## Entries provided:
==================================================

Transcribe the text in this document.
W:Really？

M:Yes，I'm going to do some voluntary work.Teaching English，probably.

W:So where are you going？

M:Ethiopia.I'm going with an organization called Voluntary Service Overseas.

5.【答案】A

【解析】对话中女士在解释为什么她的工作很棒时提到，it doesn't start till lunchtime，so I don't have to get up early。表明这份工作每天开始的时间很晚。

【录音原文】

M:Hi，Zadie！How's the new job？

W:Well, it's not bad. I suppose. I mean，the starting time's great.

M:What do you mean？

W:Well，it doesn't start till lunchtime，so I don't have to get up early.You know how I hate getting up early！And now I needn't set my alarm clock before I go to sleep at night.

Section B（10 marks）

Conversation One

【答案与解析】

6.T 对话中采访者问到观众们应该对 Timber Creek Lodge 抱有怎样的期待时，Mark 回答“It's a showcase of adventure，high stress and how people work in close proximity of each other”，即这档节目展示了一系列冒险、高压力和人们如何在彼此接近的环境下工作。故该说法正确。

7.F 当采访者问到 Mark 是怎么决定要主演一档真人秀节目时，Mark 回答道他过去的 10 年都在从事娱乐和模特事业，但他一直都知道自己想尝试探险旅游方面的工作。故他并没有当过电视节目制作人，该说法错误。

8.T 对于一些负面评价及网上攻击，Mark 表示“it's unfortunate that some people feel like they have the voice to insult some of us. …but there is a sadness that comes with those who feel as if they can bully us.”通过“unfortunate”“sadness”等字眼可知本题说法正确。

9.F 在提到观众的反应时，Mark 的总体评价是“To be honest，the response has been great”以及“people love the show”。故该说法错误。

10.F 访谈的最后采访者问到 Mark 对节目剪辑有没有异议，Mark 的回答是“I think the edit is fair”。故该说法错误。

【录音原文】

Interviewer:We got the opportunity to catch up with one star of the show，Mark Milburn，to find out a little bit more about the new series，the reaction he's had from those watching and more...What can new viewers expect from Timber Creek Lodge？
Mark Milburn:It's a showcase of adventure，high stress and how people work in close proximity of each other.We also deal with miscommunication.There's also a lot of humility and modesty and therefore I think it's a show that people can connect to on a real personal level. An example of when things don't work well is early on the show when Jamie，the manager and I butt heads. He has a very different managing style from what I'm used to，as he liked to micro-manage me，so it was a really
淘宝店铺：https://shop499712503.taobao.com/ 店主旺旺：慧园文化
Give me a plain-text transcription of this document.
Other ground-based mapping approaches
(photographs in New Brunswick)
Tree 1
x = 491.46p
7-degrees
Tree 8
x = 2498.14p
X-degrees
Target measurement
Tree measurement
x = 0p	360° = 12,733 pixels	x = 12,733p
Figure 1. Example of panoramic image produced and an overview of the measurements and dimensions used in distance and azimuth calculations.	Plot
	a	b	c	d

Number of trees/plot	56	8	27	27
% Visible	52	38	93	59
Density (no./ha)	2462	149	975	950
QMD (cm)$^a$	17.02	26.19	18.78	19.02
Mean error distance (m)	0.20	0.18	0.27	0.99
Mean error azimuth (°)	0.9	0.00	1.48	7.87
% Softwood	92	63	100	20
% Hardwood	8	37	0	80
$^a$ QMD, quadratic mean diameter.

==================================================

## Prompt:
State, as a number only, how many lines in the entries include "lunchtime".

## Expected output:
2